→ About this exercise
Please work out how many lines in the material below contain the string "name", and answer with that number only.

+++++

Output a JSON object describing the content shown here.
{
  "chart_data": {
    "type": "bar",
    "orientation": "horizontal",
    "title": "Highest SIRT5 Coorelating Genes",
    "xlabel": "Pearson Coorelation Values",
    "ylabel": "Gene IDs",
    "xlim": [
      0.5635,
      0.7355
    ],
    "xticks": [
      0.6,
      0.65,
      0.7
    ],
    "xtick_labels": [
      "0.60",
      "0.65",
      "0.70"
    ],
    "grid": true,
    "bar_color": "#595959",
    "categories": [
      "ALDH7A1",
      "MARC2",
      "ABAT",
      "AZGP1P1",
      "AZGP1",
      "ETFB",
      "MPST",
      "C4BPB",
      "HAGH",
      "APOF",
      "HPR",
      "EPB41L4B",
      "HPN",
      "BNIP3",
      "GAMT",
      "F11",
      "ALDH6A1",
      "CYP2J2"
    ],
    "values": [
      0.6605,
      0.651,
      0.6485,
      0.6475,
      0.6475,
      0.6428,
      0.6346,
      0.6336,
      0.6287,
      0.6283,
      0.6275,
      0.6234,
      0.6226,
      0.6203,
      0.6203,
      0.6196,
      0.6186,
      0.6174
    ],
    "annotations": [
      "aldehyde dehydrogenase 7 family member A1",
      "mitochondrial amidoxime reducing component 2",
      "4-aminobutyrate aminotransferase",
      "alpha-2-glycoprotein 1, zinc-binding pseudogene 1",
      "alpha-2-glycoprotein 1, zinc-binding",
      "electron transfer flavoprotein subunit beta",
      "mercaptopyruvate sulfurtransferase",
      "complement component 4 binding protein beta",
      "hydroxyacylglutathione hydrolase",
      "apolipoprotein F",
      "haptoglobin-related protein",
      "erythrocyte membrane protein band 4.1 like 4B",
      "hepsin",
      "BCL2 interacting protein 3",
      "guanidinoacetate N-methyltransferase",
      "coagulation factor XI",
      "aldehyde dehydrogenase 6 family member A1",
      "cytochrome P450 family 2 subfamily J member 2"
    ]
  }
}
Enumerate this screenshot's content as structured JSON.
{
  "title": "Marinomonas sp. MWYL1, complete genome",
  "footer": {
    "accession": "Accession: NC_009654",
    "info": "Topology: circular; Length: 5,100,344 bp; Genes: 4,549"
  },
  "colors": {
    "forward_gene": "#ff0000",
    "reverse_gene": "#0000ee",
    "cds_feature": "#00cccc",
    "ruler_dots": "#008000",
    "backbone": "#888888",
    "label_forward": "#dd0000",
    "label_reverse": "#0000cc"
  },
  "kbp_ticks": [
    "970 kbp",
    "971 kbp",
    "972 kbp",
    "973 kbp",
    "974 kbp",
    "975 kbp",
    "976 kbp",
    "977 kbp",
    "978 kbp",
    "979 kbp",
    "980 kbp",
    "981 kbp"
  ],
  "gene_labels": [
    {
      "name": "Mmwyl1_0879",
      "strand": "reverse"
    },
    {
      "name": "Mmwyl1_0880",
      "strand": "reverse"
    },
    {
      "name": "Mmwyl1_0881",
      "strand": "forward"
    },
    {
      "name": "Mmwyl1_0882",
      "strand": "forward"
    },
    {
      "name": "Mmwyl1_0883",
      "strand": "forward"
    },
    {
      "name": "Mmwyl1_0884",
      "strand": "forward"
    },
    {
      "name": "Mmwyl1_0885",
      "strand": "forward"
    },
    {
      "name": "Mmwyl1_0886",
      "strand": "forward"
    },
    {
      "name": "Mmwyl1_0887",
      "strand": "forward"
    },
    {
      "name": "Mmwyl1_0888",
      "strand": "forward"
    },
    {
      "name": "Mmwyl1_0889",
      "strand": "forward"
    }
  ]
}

+++++

→ Answer to this exercise
11